### Written exercise
Locate the word "title" in the material, then show every line that holds it.

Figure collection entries
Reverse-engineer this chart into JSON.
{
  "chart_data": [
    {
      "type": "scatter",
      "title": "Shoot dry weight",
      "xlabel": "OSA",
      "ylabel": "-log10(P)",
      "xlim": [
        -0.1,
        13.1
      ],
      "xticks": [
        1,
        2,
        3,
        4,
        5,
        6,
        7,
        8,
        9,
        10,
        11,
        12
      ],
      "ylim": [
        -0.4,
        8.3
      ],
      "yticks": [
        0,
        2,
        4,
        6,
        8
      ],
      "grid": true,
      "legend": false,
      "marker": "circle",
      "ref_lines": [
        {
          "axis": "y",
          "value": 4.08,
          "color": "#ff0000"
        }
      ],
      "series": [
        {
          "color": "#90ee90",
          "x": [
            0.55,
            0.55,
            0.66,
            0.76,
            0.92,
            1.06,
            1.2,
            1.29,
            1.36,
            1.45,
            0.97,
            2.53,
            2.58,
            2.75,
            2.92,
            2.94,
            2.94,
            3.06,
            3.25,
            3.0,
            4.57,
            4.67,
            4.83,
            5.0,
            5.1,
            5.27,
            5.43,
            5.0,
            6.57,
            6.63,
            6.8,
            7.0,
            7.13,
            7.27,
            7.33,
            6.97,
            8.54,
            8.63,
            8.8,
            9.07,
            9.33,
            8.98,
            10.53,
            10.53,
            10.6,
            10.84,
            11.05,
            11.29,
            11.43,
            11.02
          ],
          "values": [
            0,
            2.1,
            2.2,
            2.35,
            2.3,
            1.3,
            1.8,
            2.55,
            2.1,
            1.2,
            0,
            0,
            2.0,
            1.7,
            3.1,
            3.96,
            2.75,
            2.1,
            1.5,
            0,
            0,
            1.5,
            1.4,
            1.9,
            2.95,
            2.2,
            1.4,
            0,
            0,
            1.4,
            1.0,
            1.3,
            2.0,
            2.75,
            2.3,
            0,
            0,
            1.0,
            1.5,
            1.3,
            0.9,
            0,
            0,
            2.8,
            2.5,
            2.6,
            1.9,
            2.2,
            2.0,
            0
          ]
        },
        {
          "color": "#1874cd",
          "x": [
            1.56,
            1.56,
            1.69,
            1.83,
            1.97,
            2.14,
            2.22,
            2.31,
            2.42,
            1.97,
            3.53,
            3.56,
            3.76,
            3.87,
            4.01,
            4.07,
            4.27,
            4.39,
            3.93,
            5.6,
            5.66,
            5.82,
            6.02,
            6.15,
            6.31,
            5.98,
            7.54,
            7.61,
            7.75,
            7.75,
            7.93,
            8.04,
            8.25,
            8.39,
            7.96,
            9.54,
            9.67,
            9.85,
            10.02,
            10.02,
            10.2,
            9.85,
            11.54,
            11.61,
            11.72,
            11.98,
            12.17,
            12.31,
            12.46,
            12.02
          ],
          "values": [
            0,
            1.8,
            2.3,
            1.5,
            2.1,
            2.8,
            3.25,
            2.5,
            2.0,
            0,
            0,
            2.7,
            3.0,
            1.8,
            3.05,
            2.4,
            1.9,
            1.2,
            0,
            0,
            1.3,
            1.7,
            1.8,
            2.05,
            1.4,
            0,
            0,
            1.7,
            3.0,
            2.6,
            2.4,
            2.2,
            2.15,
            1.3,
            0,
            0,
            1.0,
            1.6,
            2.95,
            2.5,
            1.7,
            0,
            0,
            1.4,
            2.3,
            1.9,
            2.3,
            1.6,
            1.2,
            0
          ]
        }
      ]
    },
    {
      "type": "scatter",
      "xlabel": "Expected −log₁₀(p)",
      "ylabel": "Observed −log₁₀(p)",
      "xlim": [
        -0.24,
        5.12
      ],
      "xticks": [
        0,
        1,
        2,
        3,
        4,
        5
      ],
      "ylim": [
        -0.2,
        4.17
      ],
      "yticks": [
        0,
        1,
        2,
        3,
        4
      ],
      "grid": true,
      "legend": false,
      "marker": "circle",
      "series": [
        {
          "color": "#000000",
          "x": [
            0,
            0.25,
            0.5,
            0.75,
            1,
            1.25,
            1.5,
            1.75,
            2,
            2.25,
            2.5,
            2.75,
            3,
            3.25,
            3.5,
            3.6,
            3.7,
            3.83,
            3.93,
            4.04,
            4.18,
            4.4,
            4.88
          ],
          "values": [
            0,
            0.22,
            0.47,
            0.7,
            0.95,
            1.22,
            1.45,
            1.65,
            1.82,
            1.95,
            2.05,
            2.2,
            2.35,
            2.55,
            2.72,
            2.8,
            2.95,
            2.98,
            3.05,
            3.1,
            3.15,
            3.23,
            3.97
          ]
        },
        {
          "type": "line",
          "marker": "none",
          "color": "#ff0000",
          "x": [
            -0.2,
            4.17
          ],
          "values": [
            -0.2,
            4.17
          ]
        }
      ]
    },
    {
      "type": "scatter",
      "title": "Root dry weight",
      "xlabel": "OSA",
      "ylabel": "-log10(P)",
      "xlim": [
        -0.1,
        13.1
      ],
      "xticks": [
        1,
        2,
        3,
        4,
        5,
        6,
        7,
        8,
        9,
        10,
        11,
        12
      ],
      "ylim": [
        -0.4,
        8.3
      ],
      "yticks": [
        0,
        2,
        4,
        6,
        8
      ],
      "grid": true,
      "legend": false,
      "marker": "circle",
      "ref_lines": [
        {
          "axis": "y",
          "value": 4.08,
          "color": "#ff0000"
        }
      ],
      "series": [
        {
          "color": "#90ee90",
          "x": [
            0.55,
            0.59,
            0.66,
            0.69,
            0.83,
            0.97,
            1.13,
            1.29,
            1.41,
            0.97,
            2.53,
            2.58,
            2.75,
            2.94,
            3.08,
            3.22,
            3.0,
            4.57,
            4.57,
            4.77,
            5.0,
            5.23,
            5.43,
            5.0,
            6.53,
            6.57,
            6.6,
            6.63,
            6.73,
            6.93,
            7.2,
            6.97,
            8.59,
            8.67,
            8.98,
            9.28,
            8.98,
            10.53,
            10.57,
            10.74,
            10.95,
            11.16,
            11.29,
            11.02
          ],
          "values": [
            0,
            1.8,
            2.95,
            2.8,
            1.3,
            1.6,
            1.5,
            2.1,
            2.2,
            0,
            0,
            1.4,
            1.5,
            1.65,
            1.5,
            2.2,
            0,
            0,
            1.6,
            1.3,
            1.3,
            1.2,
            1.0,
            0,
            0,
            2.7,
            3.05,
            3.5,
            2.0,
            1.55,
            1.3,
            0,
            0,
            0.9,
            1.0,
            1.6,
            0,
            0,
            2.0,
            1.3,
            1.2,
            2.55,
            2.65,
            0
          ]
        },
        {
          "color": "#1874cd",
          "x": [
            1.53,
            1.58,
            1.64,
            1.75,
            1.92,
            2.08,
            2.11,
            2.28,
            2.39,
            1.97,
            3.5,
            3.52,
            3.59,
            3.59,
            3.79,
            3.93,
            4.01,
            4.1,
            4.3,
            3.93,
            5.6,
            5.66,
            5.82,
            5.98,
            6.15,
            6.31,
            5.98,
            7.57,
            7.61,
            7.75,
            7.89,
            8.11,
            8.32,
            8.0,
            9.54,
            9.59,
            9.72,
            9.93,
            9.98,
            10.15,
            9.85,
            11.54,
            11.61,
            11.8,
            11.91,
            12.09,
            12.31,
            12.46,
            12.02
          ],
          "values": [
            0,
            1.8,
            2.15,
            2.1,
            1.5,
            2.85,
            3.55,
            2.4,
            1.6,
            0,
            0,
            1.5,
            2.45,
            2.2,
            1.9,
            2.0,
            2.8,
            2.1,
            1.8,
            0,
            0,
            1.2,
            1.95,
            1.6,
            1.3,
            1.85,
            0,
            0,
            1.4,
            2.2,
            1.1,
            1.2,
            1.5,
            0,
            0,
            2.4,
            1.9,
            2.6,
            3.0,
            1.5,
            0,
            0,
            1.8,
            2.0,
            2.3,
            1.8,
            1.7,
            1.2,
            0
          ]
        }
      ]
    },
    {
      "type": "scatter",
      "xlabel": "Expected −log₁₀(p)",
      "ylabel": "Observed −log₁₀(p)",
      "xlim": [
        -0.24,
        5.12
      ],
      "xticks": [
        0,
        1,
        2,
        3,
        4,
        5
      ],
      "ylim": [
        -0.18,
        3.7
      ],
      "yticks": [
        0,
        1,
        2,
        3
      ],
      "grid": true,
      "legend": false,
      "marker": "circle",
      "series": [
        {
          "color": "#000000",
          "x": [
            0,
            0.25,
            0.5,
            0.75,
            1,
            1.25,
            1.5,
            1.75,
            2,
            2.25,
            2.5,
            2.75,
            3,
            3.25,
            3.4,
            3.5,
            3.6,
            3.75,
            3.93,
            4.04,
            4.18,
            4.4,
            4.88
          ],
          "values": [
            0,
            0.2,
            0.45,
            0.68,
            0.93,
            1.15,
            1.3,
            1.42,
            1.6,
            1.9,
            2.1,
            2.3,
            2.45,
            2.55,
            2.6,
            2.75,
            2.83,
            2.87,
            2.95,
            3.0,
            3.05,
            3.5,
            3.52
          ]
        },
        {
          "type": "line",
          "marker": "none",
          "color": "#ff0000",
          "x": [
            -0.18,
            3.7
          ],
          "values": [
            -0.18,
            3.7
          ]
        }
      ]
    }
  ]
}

### Response
      "title": "Shoot dry weight",
      "title": "Root dry weight",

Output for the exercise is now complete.